(Requirements) Go through the records and give each one again exactly.

(Information supplied)
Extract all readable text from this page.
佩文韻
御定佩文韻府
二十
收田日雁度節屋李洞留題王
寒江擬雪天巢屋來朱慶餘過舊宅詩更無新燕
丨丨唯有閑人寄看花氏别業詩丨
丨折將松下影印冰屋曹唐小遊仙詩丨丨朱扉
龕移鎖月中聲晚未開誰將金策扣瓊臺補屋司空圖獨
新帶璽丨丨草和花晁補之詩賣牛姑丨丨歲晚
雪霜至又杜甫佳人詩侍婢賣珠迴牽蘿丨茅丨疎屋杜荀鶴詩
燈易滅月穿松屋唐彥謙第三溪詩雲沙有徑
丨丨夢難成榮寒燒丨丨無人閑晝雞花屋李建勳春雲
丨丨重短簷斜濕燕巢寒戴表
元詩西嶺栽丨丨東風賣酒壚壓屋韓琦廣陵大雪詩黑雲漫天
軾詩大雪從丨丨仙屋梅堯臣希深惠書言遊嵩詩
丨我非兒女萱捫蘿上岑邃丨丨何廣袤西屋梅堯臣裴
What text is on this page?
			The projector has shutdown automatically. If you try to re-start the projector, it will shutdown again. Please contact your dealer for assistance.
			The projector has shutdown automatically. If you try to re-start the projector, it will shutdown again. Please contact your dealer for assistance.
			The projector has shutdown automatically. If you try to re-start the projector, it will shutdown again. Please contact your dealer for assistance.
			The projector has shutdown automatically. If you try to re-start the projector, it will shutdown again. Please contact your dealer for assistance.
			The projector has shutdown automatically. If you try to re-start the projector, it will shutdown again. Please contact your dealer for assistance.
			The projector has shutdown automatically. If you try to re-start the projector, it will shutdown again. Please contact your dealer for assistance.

(Finished exercise)
Extract all readable text from this page.
佩文韻
御定佩文韻府
二十
收田日雁度節屋李洞留題王
寒江擬雪天巢屋來朱慶餘過舊宅詩更無新燕
丨丨唯有閑人寄看花氏别業詩丨
丨折將松下影印冰屋曹唐小遊仙詩丨丨朱扉
龕移鎖月中聲晚未開誰將金策扣瓊臺補屋司空圖獨
新帶璽丨丨草和花晁補之詩賣牛姑丨丨歲晚
雪霜至又杜甫佳人詩侍婢賣珠迴牽蘿丨茅丨疎屋杜荀鶴詩
燈易滅月穿松屋唐彥謙第三溪詩雲沙有徑
丨丨夢難成榮寒燒丨丨無人閑晝雞花屋李建勳春雲
丨丨重短簷斜濕燕巢寒戴表
元詩西嶺栽丨丨東風賣酒壚壓屋韓琦廣陵大雪詩黑雲漫天
軾詩大雪從丨丨仙屋梅堯臣希深惠書言遊嵩詩
丨我非兒女萱捫蘿上岑邃丨丨何廣袤西屋梅堯臣裴
What text is on this page?
			The projector has shutdown automatically. If you try to re-start the projector, it will shutdown again. Please contact your dealer for assistance.
			The projector has shutdown automatically. If you try to re-start the projector, it will shutdown again. Please contact your dealer for assistance.
			The projector has shutdown automatically. If you try to re-start the projector, it will shutdown again. Please contact your dealer for assistance.
			The projector has shutdown automatically. If you try to re-start the projector, it will shutdown again. Please contact your dealer for assistance.
			The projector has shutdown automatically. If you try to re-start the projector, it will shutdown again. Please contact your dealer for assistance.
			The projector has shutdown automatically. If you try to re-start the projector, it will shutdown again. Please contact your dealer for assistance.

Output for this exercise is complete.